SHORT PROBLEM — Pick out every line of the entries below where "border" occurs, and copy those lines.
— start —
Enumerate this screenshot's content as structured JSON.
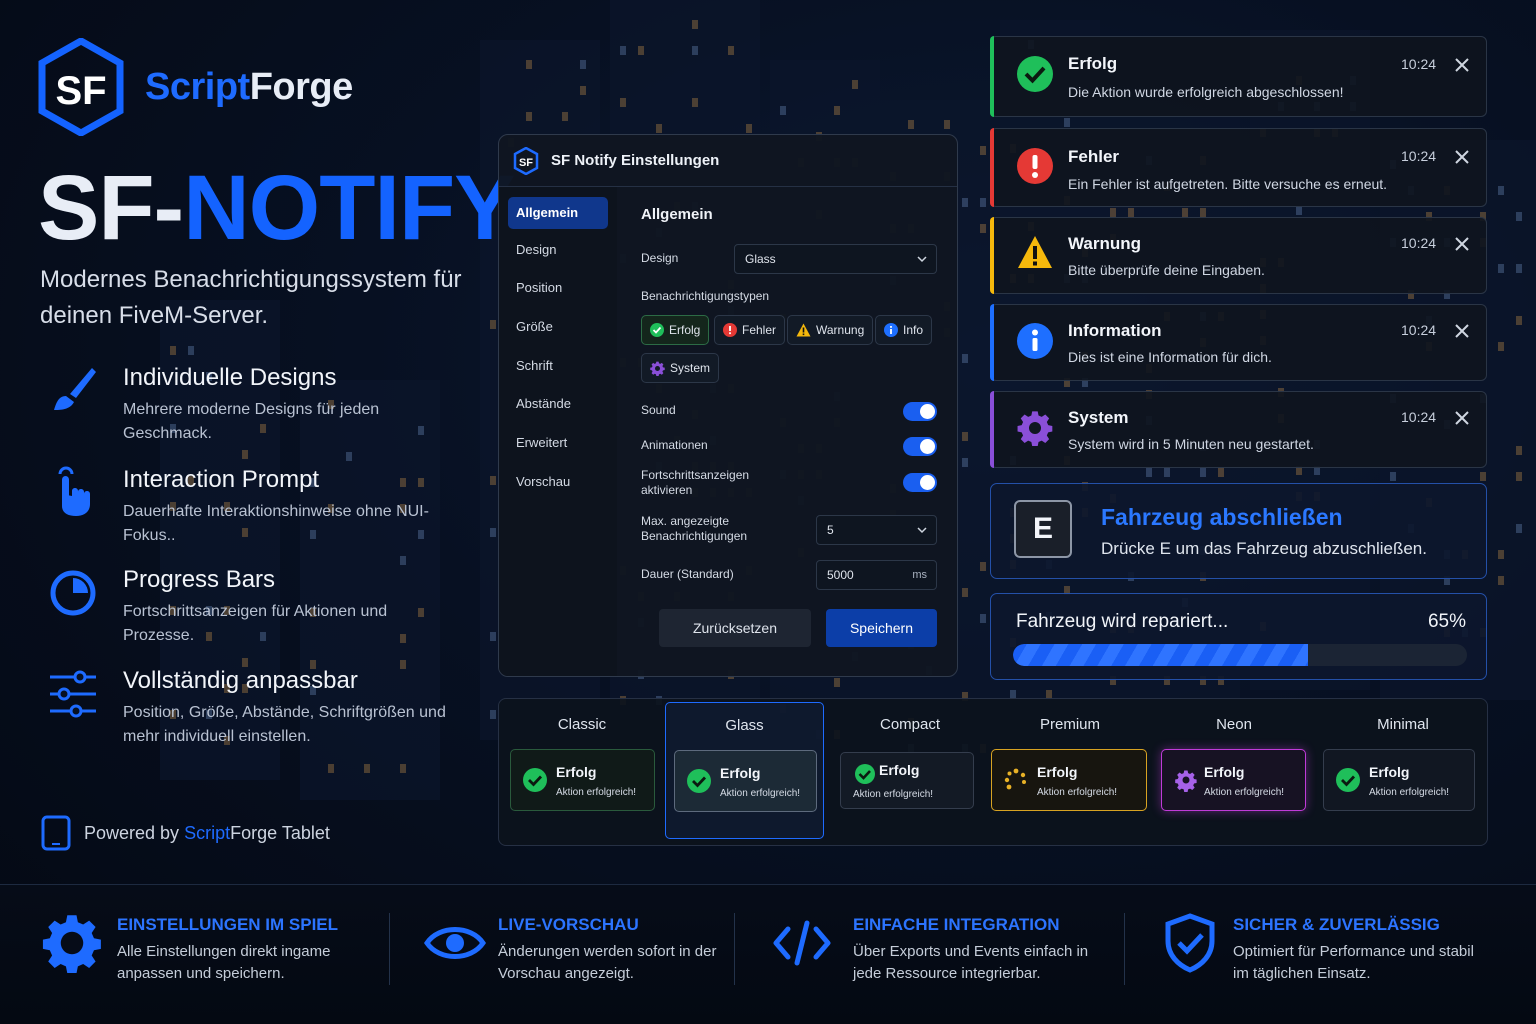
{
  "brand": {
    "name_a": "Script",
    "name_b": "Forge",
    "logo_text": "SF"
  },
  "hero": {
    "title_a": "SF-",
    "title_b": "NOTIFY",
    "tagline": "Modernes Benachrichtigungssystem für deinen FiveM-Server."
  },
  "features": [
    {
      "icon": "brush-icon",
      "title": "Individuelle Designs",
      "desc": "Mehrere moderne Designs für jeden Geschmack."
    },
    {
      "icon": "pointer-hand-icon",
      "title": "Interaction Prompt",
      "desc": "Dauerhafte Interaktionshinweise ohne NUI-Fokus.."
    },
    {
      "icon": "progress-icon",
      "title": "Progress Bars",
      "desc": "Fortschrittsanzeigen für Aktionen und Prozesse."
    },
    {
      "icon": "sliders-icon",
      "title": "Vollständig anpassbar",
      "desc": "Position, Größe, Abstände, Schriftgrößen und mehr individuell einstellen."
    }
  ],
  "powered": {
    "pre": "Powered by",
    "a": "Script",
    "b": "Forge",
    "post": "Tablet"
  },
  "settings": {
    "title": "SF Notify Einstellungen",
    "nav": [
      "Allgemein",
      "Design",
      "Position",
      "Größe",
      "Schrift",
      "Abstände",
      "Erweitert",
      "Vorschau"
    ],
    "active_nav": 0,
    "section": "Allgemein",
    "design_label": "Design",
    "design_value": "Glass",
    "types_label": "Benachrichtigungstypen",
    "types": [
      {
        "label": "Erfolg",
        "icon": "check-circle-icon"
      },
      {
        "label": "Fehler",
        "icon": "error-circle-icon"
      },
      {
        "label": "Warnung",
        "icon": "warning-triangle-icon"
      },
      {
        "label": "Info",
        "icon": "info-circle-icon"
      },
      {
        "label": "System",
        "icon": "gear-icon"
      }
    ],
    "sound_label": "Sound",
    "sound_on": true,
    "anim_label": "Animationen",
    "anim_on": true,
    "progress_label": "Fortschrittsanzeigen aktivieren",
    "progress_on": true,
    "max_label": "Max. angezeigte Benachrichtigungen",
    "max_value": "5",
    "duration_label": "Dauer (Standard)",
    "duration_value": "5000",
    "duration_unit": "ms",
    "reset_label": "Zurücksetzen",
    "save_label": "Speichern"
  },
  "notifications": [
    {
      "type": "success",
      "title": "Erfolg",
      "message": "Die Aktion wurde erfolgreich abgeschlossen!",
      "time": "10:24",
      "color": "#1fbf5a",
      "icon": "check-circle-icon"
    },
    {
      "type": "error",
      "title": "Fehler",
      "message": "Ein Fehler ist aufgetreten. Bitte versuche es erneut.",
      "time": "10:24",
      "color": "#e53935",
      "icon": "error-circle-icon"
    },
    {
      "type": "warning",
      "title": "Warnung",
      "message": "Bitte überprüfe deine Eingaben.",
      "time": "10:24",
      "color": "#f5b80c",
      "icon": "warning-triangle-icon"
    },
    {
      "type": "info",
      "title": "Information",
      "message": "Dies ist eine Information für dich.",
      "time": "10:24",
      "color": "#1e6fff",
      "icon": "info-circle-icon"
    },
    {
      "type": "system",
      "title": "System",
      "message": "System wird in 5 Minuten neu gestartet.",
      "time": "10:24",
      "color": "#8a4fd8",
      "icon": "gear-icon"
    }
  ],
  "prompt": {
    "key": "E",
    "title": "Fahrzeug abschließen",
    "text": "Drücke E um das Fahrzeug abzuschließen."
  },
  "progress": {
    "label": "Fahrzeug wird repariert...",
    "percent_text": "65%",
    "value": 0.65
  },
  "designs": [
    {
      "name": "Classic",
      "title": "Erfolg",
      "text": "Aktion erfolgreich!",
      "icon": "check-circle-icon",
      "border": "#2a5a3c"
    },
    {
      "name": "Glass",
      "title": "Erfolg",
      "text": "Aktion erfolgreich!",
      "icon": "check-circle-icon",
      "border": "#5d6a7d",
      "selected": true
    },
    {
      "name": "Compact",
      "title": "Erfolg",
      "text": "Aktion erfolgreich!",
      "icon": "check-circle-icon",
      "border": "#343d4d"
    },
    {
      "name": "Premium",
      "title": "Erfolg",
      "text": "Aktion erfolgreich!",
      "icon": "spinner-icon",
      "border": "#d8a322"
    },
    {
      "name": "Neon",
      "title": "Erfolg",
      "text": "Aktion erfolgreich!",
      "icon": "gear-icon",
      "border": "#c03bd8"
    },
    {
      "name": "Minimal",
      "title": "Erfolg",
      "text": "Aktion erfolgreich!",
      "icon": "check-circle-icon",
      "border": "#343d4d"
    }
  ],
  "footer": [
    {
      "icon": "gear-icon",
      "title": "EINSTELLUNGEN IM SPIEL",
      "desc": "Alle Einstellungen direkt ingame anpassen und speichern."
    },
    {
      "icon": "eye-icon",
      "title": "LIVE-VORSCHAU",
      "desc": "Änderungen werden sofort in der Vorschau angezeigt."
    },
    {
      "icon": "code-icon",
      "title": "EINFACHE INTEGRATION",
      "desc": "Über Exports und Events einfach in jede Ressource integrierbar."
    },
    {
      "icon": "shield-check-icon",
      "title": "SICHER & ZUVERLÄSSIG",
      "desc": "Optimiert für Performance und stabil im täglichen Einsatz."
    }
  ],
  "colors": {
    "accent": "#1e6bff",
    "success": "#1fbf5a",
    "error": "#e53935",
    "warning": "#f5b80c",
    "info": "#1e6fff",
    "system": "#8a4fd8"
  }
}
— end —
SOLUTION FOR THIS PROBLEM —
      "border": "#2a5a3c"
      "border": "#5d6a7d",
      "border": "#343d4d"
      "border": "#d8a322"
      "border": "#c03bd8"
      "border": "#343d4d"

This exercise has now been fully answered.